Required work
Count how many lines in the material below hold the word "color"; the reply is that number alone.

Supplied data

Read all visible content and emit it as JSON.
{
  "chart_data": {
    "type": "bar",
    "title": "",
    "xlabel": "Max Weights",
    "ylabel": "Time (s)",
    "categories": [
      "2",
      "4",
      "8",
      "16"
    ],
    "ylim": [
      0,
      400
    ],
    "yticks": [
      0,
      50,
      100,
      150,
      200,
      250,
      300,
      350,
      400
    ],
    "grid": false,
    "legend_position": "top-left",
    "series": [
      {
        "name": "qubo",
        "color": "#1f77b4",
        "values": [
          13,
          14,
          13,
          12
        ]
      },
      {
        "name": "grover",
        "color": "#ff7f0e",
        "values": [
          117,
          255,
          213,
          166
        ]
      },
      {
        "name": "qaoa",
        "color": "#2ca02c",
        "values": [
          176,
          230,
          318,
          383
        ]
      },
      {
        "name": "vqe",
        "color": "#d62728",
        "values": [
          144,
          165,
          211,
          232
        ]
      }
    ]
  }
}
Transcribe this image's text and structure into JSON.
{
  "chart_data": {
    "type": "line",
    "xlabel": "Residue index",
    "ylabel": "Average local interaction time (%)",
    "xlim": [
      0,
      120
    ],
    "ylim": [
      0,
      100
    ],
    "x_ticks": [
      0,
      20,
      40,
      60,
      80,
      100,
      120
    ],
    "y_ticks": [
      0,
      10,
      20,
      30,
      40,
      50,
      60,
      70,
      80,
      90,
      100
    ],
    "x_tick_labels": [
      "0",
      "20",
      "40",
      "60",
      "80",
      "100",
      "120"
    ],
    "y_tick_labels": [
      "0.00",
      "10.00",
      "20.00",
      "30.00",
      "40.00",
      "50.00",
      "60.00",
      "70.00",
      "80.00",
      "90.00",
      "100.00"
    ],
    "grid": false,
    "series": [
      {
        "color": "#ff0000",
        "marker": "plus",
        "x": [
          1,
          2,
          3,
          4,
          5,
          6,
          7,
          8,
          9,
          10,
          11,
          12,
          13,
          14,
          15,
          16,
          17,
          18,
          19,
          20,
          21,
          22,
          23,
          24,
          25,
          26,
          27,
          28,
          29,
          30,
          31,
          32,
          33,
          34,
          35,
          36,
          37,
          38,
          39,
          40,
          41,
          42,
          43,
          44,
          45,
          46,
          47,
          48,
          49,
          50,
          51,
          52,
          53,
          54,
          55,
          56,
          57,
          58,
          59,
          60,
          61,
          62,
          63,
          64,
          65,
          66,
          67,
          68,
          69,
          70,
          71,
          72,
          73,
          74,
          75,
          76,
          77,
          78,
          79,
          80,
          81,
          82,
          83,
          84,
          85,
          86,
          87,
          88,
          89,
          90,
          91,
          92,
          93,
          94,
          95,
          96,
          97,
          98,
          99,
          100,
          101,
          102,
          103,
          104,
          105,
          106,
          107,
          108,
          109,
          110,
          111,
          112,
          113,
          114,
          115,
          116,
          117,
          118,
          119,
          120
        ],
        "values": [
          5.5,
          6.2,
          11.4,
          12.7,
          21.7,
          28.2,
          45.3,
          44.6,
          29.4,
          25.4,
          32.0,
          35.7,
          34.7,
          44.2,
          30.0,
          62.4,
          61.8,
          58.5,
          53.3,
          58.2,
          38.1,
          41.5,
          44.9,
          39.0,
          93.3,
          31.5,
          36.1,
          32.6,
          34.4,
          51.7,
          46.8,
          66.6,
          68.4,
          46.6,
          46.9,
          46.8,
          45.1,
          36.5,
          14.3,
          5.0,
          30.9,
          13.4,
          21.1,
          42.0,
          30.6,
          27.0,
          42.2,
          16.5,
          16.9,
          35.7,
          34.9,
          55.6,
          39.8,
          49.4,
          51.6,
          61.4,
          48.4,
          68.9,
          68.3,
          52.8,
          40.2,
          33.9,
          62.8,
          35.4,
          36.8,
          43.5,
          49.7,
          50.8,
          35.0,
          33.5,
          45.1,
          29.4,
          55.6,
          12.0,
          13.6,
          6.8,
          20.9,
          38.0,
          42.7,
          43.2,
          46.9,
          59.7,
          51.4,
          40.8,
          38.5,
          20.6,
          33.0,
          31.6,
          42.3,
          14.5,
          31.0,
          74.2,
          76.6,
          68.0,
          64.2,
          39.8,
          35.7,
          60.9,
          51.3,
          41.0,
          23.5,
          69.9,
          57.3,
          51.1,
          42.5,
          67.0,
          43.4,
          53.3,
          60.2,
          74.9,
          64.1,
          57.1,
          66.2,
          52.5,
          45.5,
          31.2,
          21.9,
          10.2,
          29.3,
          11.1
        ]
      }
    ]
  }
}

The output
5